(A block of data)
- - -
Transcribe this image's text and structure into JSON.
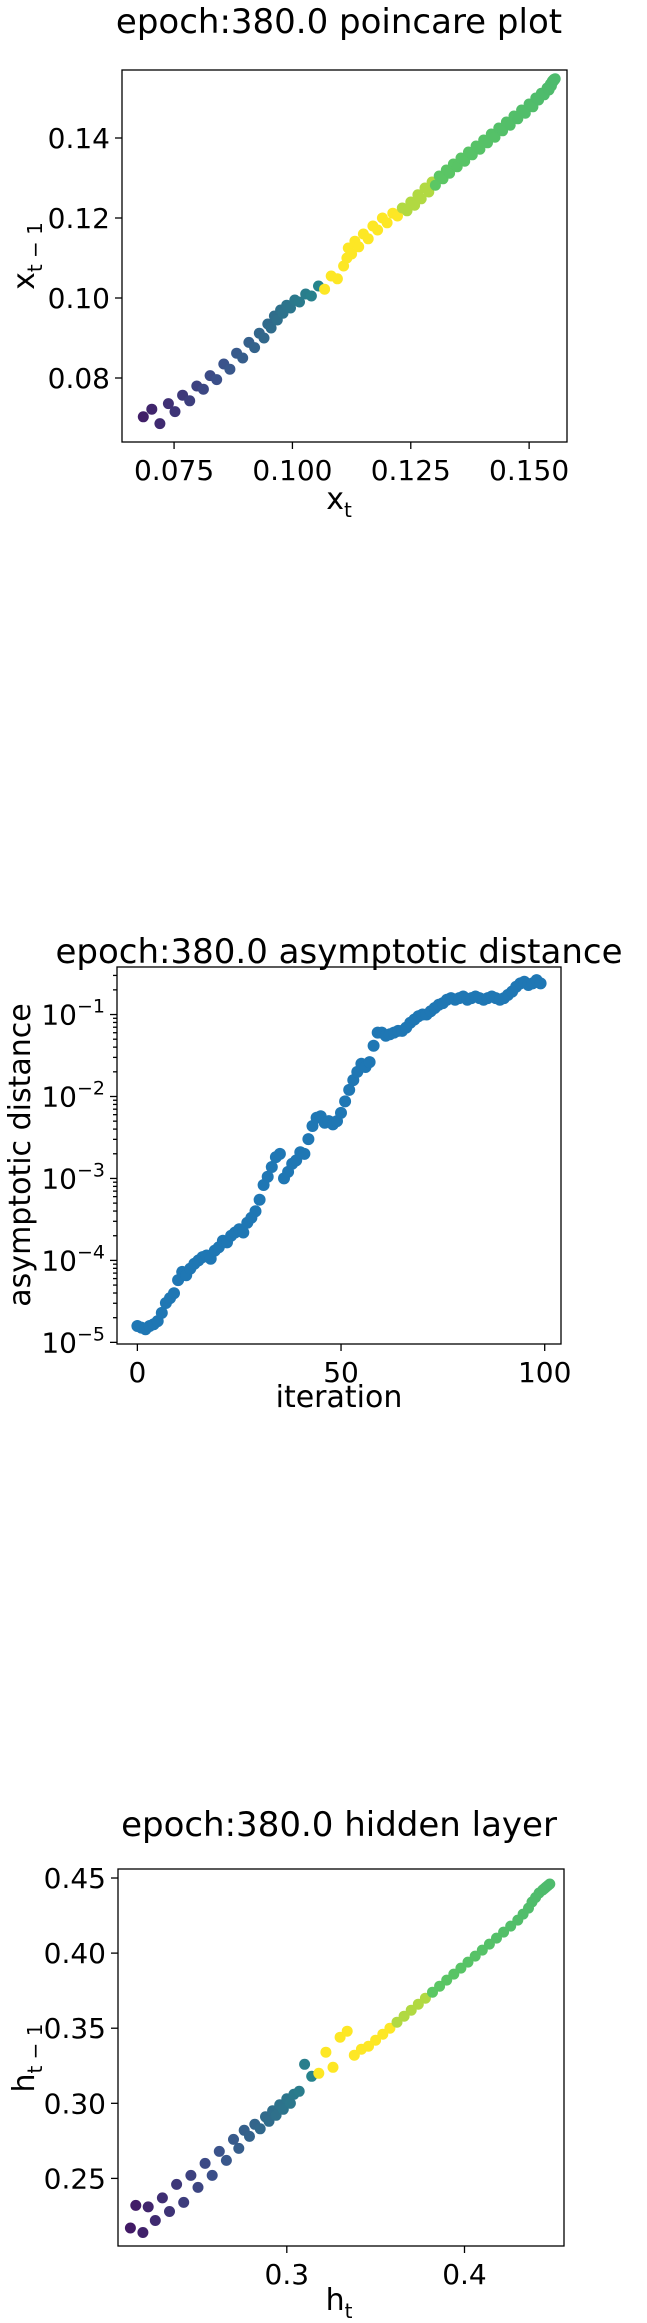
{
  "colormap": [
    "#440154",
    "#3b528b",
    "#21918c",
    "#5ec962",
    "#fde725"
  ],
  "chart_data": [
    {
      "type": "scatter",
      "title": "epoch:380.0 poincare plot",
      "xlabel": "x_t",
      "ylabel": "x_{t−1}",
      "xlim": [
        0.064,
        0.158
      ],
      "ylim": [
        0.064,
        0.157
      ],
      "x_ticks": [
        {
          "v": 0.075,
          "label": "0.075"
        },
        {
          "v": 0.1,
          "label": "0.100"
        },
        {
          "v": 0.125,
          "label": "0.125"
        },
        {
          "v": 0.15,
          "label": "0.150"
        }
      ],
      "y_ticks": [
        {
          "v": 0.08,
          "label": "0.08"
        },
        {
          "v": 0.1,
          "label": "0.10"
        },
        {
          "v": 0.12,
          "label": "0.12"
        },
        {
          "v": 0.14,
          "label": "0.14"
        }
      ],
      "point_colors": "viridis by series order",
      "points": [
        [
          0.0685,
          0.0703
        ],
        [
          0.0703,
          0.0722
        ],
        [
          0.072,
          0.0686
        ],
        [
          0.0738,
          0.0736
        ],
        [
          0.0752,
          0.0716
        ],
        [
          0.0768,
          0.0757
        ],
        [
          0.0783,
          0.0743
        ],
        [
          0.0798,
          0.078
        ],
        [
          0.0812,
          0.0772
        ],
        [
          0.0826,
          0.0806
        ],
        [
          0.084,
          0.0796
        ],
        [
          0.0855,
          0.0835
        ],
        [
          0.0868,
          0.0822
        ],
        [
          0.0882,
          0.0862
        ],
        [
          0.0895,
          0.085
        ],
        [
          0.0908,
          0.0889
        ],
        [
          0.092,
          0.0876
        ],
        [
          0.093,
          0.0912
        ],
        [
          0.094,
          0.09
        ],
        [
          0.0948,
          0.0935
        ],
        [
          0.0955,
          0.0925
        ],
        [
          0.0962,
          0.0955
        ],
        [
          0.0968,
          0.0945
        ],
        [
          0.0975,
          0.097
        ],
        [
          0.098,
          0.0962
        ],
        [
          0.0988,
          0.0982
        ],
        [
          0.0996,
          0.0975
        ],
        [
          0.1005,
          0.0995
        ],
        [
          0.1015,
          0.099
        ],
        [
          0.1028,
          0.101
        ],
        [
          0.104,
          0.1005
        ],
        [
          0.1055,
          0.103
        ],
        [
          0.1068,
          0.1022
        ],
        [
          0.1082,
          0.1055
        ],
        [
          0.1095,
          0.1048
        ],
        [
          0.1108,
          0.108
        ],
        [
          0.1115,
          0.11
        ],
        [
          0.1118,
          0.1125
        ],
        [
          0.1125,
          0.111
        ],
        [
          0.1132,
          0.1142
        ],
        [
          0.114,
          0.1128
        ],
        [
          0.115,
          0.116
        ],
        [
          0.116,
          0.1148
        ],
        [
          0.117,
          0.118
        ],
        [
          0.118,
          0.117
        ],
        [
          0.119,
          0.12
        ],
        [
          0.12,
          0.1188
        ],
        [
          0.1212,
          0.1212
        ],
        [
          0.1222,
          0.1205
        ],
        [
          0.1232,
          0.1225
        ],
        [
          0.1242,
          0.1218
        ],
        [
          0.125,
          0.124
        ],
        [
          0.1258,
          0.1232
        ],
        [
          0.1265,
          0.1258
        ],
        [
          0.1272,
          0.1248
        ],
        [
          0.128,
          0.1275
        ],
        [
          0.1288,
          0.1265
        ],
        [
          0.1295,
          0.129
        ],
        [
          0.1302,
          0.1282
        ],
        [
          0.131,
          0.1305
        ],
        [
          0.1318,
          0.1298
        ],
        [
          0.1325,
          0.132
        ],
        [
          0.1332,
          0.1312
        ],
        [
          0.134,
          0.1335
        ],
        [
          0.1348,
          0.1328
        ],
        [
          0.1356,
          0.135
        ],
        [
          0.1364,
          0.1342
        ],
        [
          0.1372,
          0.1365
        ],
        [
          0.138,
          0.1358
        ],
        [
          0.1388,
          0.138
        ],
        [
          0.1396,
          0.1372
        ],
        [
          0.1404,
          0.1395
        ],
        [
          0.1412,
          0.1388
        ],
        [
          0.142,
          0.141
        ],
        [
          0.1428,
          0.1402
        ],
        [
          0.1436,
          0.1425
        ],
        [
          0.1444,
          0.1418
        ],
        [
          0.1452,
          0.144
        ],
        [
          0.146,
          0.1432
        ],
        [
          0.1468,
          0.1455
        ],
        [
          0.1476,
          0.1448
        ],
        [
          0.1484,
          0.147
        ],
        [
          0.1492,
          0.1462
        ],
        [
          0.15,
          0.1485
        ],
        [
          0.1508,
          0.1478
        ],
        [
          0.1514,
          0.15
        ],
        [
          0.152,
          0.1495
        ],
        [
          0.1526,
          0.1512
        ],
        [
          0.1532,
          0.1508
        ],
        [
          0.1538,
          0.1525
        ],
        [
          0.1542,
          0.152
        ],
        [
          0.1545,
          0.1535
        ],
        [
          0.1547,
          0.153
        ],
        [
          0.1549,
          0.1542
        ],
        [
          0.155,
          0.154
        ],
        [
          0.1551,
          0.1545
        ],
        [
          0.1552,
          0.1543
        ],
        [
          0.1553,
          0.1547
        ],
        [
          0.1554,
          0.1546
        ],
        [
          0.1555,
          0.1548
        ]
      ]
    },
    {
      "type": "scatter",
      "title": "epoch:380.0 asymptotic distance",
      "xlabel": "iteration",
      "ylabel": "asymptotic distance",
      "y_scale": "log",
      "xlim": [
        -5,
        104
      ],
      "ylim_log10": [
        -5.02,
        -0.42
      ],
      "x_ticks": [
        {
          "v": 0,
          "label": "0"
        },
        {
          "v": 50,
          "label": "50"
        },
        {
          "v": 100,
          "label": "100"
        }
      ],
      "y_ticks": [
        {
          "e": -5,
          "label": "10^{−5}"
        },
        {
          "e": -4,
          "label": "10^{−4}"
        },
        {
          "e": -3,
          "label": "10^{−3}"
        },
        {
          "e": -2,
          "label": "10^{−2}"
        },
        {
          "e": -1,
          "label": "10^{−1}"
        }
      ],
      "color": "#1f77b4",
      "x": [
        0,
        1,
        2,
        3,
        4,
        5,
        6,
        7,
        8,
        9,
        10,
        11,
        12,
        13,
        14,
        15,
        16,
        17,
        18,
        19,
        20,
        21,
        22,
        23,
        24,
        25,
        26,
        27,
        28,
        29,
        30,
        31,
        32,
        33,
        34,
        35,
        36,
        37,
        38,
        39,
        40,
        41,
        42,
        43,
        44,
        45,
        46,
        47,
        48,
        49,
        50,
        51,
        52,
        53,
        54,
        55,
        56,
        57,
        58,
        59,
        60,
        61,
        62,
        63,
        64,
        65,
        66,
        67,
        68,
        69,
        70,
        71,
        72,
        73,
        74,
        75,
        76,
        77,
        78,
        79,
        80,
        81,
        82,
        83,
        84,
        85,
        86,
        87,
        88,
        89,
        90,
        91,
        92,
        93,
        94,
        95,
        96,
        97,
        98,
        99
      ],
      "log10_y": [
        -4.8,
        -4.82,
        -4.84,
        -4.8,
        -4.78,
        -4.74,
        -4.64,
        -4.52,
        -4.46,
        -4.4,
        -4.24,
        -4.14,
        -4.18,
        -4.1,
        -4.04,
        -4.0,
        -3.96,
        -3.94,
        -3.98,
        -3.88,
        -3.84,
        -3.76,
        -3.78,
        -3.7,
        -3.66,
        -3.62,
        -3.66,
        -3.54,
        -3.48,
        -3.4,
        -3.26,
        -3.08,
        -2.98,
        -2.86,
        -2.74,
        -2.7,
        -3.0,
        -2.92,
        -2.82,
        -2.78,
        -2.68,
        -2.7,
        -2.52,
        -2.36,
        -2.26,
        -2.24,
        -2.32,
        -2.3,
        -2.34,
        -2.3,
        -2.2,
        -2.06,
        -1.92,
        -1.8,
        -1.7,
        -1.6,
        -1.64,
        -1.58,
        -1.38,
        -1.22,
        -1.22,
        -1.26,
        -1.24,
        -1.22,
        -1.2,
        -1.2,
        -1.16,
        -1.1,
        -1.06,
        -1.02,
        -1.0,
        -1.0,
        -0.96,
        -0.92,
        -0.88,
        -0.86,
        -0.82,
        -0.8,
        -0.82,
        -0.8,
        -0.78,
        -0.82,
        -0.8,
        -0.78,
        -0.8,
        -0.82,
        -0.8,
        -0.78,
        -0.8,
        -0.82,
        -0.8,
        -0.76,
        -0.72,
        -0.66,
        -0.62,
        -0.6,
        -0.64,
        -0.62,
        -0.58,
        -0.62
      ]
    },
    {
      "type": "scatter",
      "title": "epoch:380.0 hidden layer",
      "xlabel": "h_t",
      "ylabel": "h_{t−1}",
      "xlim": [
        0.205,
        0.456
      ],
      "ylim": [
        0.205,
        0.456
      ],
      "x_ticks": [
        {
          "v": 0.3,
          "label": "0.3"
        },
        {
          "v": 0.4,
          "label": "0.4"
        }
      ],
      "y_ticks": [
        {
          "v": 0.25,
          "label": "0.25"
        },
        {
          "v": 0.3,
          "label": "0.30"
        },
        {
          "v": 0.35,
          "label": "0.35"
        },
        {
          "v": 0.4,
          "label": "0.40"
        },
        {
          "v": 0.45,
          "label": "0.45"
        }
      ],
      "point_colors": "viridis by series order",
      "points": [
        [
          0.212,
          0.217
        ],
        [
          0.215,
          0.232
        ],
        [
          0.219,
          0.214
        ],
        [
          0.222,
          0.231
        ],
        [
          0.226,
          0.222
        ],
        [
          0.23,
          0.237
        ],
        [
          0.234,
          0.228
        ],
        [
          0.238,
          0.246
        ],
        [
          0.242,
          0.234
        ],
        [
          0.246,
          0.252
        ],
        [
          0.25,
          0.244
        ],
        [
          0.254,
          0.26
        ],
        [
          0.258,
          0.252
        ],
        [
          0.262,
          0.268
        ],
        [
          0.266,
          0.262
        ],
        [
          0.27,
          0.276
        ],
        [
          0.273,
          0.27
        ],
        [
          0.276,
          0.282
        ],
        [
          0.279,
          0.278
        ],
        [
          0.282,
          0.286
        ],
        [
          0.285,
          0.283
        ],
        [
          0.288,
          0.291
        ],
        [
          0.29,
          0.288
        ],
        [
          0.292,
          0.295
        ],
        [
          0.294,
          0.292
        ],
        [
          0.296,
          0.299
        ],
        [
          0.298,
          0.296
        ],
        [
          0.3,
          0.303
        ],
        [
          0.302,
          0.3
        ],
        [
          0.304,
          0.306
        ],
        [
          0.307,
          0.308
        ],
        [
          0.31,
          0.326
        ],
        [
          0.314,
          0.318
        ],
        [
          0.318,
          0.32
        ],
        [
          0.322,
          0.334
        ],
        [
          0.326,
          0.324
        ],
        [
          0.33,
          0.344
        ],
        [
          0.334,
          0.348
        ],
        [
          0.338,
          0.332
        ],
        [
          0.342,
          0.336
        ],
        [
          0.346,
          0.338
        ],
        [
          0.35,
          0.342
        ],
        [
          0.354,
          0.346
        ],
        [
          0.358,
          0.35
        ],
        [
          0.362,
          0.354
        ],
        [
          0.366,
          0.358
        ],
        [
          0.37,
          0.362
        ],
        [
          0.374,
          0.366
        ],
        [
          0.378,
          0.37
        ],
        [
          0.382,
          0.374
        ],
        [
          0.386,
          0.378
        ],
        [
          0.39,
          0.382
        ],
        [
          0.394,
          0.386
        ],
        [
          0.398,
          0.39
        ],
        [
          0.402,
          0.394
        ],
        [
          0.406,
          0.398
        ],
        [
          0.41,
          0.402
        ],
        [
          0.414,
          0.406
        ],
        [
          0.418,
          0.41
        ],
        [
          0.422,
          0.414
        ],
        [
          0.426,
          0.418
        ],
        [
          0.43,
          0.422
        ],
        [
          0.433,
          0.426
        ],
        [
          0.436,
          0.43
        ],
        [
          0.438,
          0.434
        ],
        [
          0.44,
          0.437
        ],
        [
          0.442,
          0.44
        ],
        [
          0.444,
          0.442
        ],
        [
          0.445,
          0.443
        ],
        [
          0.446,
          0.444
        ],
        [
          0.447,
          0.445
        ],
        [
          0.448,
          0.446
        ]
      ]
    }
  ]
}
- - -
TASK DETAILS:
Using the data above, copy each line that contains "title".

WRITTEN SOLUTION:
      "title": "epoch:380.0 poincare plot",
      "title": "epoch:380.0 asymptotic distance",
      "title": "epoch:380.0 hidden layer",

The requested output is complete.